Exercise directions ▸ Scan the data. Collect each line that contains the word "subtitle".

= = = =

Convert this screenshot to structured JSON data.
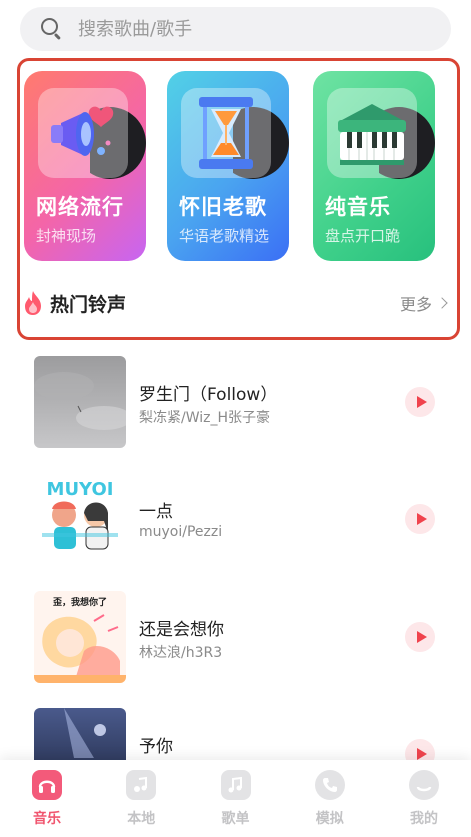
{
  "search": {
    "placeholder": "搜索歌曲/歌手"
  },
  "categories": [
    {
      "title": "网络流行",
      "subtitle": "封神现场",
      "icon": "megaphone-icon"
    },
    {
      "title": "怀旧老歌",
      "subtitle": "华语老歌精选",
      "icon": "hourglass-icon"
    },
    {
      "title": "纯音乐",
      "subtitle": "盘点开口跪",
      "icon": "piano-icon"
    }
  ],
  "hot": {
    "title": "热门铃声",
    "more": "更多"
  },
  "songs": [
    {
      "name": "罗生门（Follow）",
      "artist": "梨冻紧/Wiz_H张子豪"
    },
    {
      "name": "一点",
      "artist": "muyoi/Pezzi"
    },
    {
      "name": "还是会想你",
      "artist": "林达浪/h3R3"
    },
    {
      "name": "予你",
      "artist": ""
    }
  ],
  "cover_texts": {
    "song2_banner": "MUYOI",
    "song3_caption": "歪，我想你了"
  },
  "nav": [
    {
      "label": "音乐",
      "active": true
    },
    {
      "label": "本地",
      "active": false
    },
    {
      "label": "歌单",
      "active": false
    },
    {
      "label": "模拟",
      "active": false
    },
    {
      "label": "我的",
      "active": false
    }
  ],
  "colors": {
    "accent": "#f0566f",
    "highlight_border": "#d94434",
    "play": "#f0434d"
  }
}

= = = =

Full output ▸
      "subtitle": "封神现场",
      "subtitle": "华语老歌精选",
      "subtitle": "盘点开口跪",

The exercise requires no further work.